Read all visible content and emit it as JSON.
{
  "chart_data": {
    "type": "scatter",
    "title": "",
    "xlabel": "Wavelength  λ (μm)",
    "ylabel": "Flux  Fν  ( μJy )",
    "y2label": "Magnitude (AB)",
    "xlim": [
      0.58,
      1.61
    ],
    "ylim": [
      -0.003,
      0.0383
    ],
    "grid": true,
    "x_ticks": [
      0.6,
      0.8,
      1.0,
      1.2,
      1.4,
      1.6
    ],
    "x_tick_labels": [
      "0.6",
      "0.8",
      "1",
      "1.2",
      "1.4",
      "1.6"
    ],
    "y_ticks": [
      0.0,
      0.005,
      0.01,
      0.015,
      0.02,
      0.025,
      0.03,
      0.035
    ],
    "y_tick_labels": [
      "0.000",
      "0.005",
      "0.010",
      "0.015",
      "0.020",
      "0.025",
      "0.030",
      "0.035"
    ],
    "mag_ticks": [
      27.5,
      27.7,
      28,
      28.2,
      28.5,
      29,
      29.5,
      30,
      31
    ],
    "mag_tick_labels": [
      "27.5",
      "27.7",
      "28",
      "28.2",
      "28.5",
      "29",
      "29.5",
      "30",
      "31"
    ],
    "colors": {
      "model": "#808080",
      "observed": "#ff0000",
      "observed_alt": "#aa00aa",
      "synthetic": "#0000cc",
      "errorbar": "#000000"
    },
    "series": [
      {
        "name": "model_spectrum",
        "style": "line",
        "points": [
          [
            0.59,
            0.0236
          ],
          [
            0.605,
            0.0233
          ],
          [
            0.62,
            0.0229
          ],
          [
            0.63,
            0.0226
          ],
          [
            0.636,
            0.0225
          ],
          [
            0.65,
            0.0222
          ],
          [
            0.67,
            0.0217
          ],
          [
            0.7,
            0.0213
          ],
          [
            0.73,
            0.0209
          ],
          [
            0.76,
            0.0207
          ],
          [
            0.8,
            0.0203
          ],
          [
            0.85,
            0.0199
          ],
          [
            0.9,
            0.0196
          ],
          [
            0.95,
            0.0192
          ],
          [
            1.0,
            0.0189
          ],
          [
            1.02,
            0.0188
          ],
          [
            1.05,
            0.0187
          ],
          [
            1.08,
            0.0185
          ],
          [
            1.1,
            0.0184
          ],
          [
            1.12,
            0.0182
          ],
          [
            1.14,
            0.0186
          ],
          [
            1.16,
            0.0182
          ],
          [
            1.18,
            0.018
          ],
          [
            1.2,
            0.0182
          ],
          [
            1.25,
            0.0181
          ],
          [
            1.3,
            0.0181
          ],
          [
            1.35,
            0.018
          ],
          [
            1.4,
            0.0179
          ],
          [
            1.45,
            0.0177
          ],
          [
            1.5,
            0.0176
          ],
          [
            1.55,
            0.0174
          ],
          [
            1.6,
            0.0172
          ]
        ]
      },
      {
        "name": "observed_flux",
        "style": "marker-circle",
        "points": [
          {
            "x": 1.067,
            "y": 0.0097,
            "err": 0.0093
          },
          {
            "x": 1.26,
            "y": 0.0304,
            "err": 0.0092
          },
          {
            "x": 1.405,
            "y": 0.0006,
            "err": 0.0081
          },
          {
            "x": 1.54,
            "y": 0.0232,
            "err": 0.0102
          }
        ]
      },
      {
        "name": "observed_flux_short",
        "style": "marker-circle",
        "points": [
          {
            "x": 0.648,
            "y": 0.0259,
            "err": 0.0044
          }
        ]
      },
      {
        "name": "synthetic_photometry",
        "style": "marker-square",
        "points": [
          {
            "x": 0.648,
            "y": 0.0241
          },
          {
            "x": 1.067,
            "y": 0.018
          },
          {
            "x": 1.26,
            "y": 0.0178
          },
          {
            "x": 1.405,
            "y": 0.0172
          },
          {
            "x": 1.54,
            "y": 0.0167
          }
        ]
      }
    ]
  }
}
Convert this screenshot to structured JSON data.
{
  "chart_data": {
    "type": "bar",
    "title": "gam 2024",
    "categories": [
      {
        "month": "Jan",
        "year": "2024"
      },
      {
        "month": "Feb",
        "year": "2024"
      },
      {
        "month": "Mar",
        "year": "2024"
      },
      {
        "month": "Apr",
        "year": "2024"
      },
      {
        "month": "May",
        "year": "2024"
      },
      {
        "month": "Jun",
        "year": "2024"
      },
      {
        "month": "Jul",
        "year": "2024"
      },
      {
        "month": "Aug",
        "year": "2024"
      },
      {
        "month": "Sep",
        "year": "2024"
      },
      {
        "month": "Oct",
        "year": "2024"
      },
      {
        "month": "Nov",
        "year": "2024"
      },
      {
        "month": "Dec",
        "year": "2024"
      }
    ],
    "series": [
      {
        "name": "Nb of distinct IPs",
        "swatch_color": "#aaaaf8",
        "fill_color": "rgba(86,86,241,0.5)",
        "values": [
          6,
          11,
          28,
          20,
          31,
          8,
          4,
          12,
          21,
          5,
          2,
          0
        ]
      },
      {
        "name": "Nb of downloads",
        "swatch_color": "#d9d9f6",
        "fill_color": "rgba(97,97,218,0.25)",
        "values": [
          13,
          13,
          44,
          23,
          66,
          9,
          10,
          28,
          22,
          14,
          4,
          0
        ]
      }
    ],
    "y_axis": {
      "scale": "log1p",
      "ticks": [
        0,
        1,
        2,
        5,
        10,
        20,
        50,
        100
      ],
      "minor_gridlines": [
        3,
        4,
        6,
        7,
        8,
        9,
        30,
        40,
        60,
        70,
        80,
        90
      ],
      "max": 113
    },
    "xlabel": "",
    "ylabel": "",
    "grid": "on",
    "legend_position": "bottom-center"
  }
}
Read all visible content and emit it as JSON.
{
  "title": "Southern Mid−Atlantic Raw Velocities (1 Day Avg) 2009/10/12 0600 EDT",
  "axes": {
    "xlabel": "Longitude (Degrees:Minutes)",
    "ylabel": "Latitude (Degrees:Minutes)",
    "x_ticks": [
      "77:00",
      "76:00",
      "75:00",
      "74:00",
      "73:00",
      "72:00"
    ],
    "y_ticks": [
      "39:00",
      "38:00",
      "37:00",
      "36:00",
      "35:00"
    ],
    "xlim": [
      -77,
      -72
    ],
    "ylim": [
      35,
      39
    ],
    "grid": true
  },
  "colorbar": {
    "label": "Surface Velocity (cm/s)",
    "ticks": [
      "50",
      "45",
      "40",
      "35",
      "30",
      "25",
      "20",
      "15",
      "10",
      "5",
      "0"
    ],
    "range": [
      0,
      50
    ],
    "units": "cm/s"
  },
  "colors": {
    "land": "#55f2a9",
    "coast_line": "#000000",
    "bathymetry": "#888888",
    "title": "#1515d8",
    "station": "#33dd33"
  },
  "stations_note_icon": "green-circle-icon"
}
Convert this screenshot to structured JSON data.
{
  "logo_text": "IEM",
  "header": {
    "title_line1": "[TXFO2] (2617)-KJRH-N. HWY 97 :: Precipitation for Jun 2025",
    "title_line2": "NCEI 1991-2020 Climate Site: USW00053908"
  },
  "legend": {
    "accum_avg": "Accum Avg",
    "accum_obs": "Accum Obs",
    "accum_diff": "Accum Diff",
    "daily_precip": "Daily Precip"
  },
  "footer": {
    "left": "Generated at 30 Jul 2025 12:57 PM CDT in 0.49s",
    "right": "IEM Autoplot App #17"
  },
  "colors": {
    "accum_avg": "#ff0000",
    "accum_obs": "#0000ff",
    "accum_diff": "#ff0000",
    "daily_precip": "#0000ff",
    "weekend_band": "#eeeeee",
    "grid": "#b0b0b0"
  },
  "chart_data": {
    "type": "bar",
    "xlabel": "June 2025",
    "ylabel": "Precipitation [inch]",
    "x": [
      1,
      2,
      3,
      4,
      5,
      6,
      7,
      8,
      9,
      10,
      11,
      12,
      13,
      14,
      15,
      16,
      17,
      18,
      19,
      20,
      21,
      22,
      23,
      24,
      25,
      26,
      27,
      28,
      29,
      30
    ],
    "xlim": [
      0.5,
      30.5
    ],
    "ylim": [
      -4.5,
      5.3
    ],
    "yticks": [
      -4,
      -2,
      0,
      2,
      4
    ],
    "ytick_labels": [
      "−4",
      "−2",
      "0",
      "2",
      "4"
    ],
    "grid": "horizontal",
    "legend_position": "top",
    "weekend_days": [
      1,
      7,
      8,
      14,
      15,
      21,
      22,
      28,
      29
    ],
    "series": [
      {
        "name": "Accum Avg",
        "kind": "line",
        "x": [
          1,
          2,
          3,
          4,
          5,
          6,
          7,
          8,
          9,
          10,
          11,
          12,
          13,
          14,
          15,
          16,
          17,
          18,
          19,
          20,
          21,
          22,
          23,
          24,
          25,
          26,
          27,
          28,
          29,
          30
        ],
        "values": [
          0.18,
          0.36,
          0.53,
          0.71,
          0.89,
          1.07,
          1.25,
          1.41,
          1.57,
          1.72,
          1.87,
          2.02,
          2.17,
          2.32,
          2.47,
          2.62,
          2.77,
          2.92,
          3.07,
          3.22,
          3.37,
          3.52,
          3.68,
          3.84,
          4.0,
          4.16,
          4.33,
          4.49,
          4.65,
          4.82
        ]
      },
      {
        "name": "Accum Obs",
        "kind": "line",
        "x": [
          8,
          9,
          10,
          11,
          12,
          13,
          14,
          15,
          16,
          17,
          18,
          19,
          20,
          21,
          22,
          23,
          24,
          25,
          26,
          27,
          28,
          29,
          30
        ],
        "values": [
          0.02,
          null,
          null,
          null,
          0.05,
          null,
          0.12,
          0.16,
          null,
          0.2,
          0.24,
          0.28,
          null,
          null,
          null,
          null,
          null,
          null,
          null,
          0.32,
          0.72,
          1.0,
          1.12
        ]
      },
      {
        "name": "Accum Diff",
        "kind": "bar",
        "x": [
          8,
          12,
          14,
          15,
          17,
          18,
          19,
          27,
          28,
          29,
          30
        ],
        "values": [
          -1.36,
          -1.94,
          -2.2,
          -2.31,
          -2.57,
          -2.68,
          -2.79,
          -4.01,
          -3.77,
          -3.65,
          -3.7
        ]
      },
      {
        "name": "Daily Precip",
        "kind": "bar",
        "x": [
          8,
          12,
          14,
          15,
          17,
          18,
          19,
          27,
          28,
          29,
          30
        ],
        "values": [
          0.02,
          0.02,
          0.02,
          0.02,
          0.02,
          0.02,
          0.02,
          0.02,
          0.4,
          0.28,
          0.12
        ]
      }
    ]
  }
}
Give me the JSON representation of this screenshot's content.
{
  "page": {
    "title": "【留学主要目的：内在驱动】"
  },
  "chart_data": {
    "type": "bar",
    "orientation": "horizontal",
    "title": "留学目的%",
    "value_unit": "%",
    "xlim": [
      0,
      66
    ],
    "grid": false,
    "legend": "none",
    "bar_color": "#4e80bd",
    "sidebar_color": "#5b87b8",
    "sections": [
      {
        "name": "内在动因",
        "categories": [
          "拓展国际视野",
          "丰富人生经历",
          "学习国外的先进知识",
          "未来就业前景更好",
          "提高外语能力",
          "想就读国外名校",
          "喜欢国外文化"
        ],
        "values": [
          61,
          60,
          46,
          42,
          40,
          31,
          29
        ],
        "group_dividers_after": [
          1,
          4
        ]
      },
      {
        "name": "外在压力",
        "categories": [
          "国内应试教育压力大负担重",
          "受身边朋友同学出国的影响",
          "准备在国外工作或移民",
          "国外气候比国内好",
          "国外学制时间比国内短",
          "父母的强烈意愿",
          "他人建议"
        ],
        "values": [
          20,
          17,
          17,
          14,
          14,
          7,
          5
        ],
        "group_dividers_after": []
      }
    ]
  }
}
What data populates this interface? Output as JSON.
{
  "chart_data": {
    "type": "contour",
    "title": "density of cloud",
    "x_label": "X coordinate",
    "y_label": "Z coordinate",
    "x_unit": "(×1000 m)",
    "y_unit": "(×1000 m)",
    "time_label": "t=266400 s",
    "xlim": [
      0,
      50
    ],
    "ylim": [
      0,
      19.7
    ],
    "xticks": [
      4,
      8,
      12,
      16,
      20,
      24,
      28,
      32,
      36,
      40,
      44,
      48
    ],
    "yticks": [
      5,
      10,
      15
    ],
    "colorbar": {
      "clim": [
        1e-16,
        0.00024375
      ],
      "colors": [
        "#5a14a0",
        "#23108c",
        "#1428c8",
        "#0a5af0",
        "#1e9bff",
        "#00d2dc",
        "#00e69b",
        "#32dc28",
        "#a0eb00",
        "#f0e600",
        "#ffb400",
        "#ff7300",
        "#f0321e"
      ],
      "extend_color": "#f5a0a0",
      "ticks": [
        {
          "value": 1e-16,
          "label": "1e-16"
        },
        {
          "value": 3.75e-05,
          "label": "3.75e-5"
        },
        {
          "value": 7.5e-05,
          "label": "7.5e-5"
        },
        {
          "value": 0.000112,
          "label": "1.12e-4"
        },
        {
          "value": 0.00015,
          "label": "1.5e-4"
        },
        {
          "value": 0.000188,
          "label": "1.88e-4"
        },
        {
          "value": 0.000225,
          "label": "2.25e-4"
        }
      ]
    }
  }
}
_ _ _
### WHAT IS EXPECTED:
Look through the entries and return every line where "this" appears.

### PROBLEM SOLUTION:
Convert this screenshot to structured JSON data.
Convert this screenshot to structured JSON data.
Give me the JSON representation of this screenshot's content.
What data populates this interface? Output as JSON.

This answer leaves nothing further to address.